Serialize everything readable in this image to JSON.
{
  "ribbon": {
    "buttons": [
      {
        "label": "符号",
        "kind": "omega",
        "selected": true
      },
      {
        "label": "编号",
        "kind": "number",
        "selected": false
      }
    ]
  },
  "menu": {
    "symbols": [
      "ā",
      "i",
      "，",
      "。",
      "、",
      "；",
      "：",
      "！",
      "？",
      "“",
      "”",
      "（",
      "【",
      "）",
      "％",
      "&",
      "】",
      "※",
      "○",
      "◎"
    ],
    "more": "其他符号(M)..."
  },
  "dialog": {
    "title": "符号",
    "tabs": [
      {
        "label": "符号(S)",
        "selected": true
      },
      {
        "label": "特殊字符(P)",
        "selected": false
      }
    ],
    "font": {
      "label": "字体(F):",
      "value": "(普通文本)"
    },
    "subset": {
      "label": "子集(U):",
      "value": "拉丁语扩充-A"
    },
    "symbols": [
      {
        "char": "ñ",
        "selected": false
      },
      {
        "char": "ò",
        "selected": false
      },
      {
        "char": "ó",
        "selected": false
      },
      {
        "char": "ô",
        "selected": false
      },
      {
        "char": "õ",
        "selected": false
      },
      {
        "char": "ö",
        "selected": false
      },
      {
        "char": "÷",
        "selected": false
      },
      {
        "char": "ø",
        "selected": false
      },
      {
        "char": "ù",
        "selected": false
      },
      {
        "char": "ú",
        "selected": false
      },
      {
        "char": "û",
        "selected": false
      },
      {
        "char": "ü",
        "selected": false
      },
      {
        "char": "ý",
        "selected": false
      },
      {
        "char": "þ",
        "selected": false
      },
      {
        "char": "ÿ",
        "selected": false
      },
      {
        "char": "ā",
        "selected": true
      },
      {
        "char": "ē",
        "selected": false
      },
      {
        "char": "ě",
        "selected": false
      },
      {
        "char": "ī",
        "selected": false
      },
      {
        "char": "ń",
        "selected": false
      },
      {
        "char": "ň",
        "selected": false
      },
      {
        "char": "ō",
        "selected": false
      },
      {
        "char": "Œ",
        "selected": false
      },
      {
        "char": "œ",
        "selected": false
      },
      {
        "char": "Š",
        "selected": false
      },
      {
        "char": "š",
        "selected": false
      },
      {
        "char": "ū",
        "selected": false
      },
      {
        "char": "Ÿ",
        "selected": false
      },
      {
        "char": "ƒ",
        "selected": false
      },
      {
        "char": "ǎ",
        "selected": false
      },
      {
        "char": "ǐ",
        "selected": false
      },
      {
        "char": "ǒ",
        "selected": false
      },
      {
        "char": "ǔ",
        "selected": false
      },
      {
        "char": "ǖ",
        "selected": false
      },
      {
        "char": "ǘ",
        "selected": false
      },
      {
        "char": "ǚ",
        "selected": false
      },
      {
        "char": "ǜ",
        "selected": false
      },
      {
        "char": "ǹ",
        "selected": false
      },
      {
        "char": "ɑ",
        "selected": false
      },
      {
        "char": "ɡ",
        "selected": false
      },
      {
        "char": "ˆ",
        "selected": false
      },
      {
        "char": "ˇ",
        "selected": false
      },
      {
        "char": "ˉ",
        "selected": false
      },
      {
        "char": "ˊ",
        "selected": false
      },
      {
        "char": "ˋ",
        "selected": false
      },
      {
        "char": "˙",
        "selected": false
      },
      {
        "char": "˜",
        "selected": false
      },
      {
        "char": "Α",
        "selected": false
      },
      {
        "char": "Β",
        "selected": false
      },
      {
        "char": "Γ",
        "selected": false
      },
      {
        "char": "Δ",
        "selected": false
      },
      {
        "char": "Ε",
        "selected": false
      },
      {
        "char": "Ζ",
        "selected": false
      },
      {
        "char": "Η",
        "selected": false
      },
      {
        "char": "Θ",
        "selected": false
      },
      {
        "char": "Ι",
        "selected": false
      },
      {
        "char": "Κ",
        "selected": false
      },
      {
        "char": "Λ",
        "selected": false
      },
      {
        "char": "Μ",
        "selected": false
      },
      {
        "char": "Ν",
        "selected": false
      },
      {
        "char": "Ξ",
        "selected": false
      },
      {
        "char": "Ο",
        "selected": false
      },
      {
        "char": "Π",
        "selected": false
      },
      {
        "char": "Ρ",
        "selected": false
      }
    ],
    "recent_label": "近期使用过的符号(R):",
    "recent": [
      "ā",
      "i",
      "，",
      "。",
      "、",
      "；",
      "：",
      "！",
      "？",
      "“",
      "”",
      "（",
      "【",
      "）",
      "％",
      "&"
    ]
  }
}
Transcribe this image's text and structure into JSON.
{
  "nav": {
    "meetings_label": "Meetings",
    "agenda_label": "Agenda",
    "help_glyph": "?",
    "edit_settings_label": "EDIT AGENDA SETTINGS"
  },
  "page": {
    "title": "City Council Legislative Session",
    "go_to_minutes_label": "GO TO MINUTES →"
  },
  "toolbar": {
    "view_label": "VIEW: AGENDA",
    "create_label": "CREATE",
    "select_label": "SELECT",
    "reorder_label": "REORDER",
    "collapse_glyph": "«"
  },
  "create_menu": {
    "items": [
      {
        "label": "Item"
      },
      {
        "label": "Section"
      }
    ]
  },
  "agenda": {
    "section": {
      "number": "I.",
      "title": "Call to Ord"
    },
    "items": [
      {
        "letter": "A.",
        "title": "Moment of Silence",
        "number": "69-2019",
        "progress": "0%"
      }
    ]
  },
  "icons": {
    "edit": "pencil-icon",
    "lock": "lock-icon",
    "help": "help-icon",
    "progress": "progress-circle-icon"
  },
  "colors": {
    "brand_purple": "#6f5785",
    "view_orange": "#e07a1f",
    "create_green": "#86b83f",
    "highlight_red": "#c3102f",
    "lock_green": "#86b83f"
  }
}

> **Set task**
Return the listing above word for word.

> **Expected output**
Serialize everything readable in this image to JSON.
{
  "ribbon": {
    "buttons": [
      {
        "label": "符号",
        "kind": "omega",
        "selected": true
      },
      {
        "label": "编号",
        "kind": "number",
        "selected": false
      }
    ]
  },
  "menu": {
    "symbols": [
      "ā",
      "i",
      "，",
      "。",
      "、",
      "；",
      "：",
      "！",
      "？",
      "“",
      "”",
      "（",
      "【",
      "）",
      "％",
      "&",
      "】",
      "※",
      "○",
      "◎"
    ],
    "more": "其他符号(M)..."
  },
  "dialog": {
    "title": "符号",
    "tabs": [
      {
        "label": "符号(S)",
        "selected": true
      },
      {
        "label": "特殊字符(P)",
        "selected": false
      }
    ],
    "font": {
      "label": "字体(F):",
      "value": "(普通文本)"
    },
    "subset": {
      "label": "子集(U):",
      "value": "拉丁语扩充-A"
    },
    "symbols": [
      {
        "char": "ñ",
        "selected": false
      },
      {
        "char": "ò",
        "selected": false
      },
      {
        "char": "ó",
        "selected": false
      },
      {
        "char": "ô",
        "selected": false
      },
      {
        "char": "õ",
        "selected": false
      },
      {
        "char": "ö",
        "selected": false
      },
      {
        "char": "÷",
        "selected": false
      },
      {
        "char": "ø",
        "selected": false
      },
      {
        "char": "ù",
        "selected": false
      },
      {
        "char": "ú",
        "selected": false
      },
      {
        "char": "û",
        "selected": false
      },
      {
        "char": "ü",
        "selected": false
      },
      {
        "char": "ý",
        "selected": false
      },
      {
        "char": "þ",
        "selected": false
      },
      {
        "char": "ÿ",
        "selected": false
      },
      {
        "char": "ā",
        "selected": true
      },
      {
        "char": "ē",
        "selected": false
      },
      {
        "char": "ě",
        "selected": false
      },
      {
        "char": "ī",
        "selected": false
      },
      {
        "char": "ń",
        "selected": false
      },
      {
        "char": "ň",
        "selected": false
      },
      {
        "char": "ō",
        "selected": false
      },
      {
        "char": "Œ",
        "selected": false
      },
      {
        "char": "œ",
        "selected": false
      },
      {
        "char": "Š",
        "selected": false
      },
      {
        "char": "š",
        "selected": false
      },
      {
        "char": "ū",
        "selected": false
      },
      {
        "char": "Ÿ",
        "selected": false
      },
      {
        "char": "ƒ",
        "selected": false
      },
      {
        "char": "ǎ",
        "selected": false
      },
      {
        "char": "ǐ",
        "selected": false
      },
      {
        "char": "ǒ",
        "selected": false
      },
      {
        "char": "ǔ",
        "selected": false
      },
      {
        "char": "ǖ",
        "selected": false
      },
      {
        "char": "ǘ",
        "selected": false
      },
      {
        "char": "ǚ",
        "selected": false
      },
      {
        "char": "ǜ",
        "selected": false
      },
      {
        "char": "ǹ",
        "selected": false
      },
      {
        "char": "ɑ",
        "selected": false
      },
      {
        "char": "ɡ",
        "selected": false
      },
      {
        "char": "ˆ",
        "selected": false
      },
      {
        "char": "ˇ",
        "selected": false
      },
      {
        "char": "ˉ",
        "selected": false
      },
      {
        "char": "ˊ",
        "selected": false
      },
      {
        "char": "ˋ",
        "selected": false
      },
      {
        "char": "˙",
        "selected": false
      },
      {
        "char": "˜",
        "selected": false
      },
      {
        "char": "Α",
        "selected": false
      },
      {
        "char": "Β",
        "selected": false
      },
      {
        "char": "Γ",
        "selected": false
      },
      {
        "char": "Δ",
        "selected": false
      },
      {
        "char": "Ε",
        "selected": false
      },
      {
        "char": "Ζ",
        "selected": false
      },
      {
        "char": "Η",
        "selected": false
      },
      {
        "char": "Θ",
        "selected": false
      },
      {
        "char": "Ι",
        "selected": false
      },
      {
        "char": "Κ",
        "selected": false
      },
      {
        "char": "Λ",
        "selected": false
      },
      {
        "char": "Μ",
        "selected": false
      },
      {
        "char": "Ν",
        "selected": false
      },
      {
        "char": "Ξ",
        "selected": false
      },
      {
        "char": "Ο",
        "selected": false
      },
      {
        "char": "Π",
        "selected": false
      },
      {
        "char": "Ρ",
        "selected": false
      }
    ],
    "recent_label": "近期使用过的符号(R):",
    "recent": [
      "ā",
      "i",
      "，",
      "。",
      "、",
      "；",
      "：",
      "！",
      "？",
      "“",
      "”",
      "（",
      "【",
      "）",
      "％",
      "&"
    ]
  }
}
Transcribe this image's text and structure into JSON.
{
  "nav": {
    "meetings_label": "Meetings",
    "agenda_label": "Agenda",
    "help_glyph": "?",
    "edit_settings_label": "EDIT AGENDA SETTINGS"
  },
  "page": {
    "title": "City Council Legislative Session",
    "go_to_minutes_label": "GO TO MINUTES →"
  },
  "toolbar": {
    "view_label": "VIEW: AGENDA",
    "create_label": "CREATE",
    "select_label": "SELECT",
    "reorder_label": "REORDER",
    "collapse_glyph": "«"
  },
  "create_menu": {
    "items": [
      {
        "label": "Item"
      },
      {
        "label": "Section"
      }
    ]
  },
  "agenda": {
    "section": {
      "number": "I.",
      "title": "Call to Ord"
    },
    "items": [
      {
        "letter": "A.",
        "title": "Moment of Silence",
        "number": "69-2019",
        "progress": "0%"
      }
    ]
  },
  "icons": {
    "edit": "pencil-icon",
    "lock": "lock-icon",
    "help": "help-icon",
    "progress": "progress-circle-icon"
  },
  "colors": {
    "brand_purple": "#6f5785",
    "view_orange": "#e07a1f",
    "create_green": "#86b83f",
    "highlight_red": "#c3102f",
    "lock_green": "#86b83f"
  }
}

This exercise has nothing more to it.